# Start of Excerpted records

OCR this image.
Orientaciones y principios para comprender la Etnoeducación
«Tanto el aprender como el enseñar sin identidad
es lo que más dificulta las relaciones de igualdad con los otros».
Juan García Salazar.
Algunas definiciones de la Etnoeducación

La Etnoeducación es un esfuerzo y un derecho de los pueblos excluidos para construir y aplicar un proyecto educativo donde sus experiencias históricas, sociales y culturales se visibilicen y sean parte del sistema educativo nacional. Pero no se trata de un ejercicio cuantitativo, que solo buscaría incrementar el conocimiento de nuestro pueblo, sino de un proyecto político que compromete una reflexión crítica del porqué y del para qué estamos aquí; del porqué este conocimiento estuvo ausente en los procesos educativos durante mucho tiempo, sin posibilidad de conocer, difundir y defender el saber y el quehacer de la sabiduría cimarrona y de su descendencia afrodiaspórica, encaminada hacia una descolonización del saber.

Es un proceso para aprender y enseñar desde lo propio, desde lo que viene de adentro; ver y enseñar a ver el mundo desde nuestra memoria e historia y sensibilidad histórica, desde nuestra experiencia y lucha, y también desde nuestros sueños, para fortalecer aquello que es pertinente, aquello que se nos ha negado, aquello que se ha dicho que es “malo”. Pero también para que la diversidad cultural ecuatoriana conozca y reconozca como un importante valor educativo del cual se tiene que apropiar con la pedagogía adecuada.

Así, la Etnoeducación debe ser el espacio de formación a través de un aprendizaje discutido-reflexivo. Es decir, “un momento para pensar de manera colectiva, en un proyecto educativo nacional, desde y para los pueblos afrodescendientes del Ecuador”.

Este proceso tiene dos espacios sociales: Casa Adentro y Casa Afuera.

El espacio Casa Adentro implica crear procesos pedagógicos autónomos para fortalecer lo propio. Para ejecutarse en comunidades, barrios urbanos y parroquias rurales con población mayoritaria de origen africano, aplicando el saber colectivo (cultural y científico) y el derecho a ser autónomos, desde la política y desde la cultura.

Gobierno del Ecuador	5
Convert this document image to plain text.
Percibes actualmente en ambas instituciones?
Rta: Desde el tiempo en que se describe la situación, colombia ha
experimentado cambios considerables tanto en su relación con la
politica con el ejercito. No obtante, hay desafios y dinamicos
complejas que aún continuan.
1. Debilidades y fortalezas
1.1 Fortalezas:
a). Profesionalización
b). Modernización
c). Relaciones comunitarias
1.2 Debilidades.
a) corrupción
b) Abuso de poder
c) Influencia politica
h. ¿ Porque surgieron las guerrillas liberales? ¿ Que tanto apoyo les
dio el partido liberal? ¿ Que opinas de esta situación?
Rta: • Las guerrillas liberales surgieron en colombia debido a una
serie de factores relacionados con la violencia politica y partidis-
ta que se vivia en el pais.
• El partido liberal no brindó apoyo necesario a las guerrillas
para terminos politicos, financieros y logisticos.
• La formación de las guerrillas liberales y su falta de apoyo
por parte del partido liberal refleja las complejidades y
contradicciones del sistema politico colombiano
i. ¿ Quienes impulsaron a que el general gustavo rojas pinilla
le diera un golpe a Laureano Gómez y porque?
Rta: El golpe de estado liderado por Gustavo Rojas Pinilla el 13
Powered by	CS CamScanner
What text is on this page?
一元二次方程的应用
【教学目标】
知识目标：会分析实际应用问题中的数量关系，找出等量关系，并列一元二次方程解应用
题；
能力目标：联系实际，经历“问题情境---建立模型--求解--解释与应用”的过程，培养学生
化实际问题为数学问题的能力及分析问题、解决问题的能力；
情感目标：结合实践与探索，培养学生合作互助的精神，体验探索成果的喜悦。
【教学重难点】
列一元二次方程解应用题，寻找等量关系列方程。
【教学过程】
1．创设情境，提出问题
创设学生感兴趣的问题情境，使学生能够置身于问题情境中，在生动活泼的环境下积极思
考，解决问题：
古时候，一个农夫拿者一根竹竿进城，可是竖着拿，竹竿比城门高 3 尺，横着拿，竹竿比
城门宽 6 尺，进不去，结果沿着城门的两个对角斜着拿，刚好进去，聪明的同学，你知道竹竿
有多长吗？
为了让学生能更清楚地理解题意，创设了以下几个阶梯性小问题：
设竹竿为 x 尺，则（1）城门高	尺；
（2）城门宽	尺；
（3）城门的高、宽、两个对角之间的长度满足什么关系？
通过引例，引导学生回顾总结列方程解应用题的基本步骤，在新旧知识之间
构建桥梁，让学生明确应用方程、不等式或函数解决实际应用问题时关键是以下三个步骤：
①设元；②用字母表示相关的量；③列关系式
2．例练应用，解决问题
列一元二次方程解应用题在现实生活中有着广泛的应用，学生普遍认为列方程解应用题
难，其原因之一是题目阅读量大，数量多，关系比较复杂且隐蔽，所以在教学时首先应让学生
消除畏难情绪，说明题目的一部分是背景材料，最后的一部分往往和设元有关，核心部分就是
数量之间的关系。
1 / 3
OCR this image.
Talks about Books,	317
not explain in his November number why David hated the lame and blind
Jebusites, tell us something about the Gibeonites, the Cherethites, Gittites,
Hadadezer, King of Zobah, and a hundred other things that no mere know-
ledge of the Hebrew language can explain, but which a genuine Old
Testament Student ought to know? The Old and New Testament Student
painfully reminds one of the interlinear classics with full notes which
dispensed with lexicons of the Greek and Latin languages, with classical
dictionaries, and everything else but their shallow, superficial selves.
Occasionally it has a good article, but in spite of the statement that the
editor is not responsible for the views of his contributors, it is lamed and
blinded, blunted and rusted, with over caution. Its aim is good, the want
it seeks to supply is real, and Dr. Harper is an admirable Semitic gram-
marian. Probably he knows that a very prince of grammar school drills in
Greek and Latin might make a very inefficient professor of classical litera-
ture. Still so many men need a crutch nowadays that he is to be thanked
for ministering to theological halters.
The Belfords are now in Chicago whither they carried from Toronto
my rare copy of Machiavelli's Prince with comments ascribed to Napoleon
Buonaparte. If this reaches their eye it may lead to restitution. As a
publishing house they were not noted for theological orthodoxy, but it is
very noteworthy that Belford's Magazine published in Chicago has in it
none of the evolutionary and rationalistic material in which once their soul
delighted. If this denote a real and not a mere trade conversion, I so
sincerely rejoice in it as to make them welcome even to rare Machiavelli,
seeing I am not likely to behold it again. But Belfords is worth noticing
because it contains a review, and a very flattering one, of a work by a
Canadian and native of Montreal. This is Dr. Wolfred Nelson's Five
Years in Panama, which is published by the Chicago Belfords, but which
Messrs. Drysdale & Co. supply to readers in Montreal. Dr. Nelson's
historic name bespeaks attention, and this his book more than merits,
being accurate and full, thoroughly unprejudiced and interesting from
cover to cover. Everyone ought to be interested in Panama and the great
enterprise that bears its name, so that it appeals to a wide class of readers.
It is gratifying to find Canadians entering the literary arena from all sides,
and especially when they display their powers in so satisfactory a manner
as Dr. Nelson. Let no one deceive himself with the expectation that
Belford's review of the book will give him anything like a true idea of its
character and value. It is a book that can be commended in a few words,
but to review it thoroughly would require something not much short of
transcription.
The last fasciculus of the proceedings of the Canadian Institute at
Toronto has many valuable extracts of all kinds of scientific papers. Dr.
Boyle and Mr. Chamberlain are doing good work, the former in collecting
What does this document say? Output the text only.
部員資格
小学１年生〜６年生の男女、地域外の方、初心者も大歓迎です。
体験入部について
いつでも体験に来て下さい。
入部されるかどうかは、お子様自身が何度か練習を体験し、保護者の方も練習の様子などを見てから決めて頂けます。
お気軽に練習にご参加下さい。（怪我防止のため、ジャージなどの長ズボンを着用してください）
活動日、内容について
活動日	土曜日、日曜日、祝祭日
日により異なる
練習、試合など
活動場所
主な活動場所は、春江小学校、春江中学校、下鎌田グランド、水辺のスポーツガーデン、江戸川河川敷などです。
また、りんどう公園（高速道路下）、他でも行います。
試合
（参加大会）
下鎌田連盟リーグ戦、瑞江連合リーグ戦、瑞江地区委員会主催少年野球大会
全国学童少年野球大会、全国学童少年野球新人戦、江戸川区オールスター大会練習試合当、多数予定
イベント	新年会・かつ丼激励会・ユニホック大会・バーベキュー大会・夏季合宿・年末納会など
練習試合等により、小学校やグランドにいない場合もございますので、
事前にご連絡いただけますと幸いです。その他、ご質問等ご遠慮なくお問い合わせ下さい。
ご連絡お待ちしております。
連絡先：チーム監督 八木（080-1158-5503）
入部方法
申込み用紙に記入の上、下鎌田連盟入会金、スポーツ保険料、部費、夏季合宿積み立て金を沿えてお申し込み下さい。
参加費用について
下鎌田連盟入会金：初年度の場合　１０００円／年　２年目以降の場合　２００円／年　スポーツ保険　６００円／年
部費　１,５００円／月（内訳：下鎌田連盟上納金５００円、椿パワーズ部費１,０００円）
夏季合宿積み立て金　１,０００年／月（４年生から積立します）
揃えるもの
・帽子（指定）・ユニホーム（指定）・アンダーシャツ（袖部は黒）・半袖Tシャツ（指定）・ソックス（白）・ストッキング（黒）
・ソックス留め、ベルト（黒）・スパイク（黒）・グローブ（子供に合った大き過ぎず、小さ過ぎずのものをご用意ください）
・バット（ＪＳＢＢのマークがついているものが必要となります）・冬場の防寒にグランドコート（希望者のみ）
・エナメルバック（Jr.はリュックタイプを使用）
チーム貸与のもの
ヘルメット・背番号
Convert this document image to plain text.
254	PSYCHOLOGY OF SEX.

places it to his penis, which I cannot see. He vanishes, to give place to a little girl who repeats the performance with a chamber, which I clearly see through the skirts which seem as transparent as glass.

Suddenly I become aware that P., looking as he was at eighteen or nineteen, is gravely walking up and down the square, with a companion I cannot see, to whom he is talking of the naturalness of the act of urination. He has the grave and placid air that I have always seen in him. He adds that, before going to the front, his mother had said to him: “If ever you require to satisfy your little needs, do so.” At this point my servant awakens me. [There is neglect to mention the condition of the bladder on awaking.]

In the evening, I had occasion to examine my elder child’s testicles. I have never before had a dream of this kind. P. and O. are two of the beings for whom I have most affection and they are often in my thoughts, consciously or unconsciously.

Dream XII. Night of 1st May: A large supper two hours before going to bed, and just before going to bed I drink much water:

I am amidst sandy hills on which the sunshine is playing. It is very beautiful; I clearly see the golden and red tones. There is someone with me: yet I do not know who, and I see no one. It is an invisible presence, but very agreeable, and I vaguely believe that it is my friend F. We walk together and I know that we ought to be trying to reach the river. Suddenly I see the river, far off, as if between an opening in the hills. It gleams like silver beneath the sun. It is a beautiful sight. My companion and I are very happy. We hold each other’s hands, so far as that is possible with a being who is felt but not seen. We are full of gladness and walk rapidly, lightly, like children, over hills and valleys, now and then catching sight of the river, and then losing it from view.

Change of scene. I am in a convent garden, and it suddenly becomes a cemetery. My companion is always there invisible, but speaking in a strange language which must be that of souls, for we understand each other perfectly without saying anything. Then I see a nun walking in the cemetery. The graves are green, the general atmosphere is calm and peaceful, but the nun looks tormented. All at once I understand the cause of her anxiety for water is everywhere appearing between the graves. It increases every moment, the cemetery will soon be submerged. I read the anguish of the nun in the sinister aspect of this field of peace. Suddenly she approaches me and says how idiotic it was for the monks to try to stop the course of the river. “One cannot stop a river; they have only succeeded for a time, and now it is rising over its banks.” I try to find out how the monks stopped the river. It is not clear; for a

# End of Excerpted records

# Given instruction
Pull out each line of the records holding the string "politica".

# Output
politica con el ejercito. No obtante, hay desafios y dinamicos
c) Influencia politica
serie de factores relacionados con la violencia politica y partidis-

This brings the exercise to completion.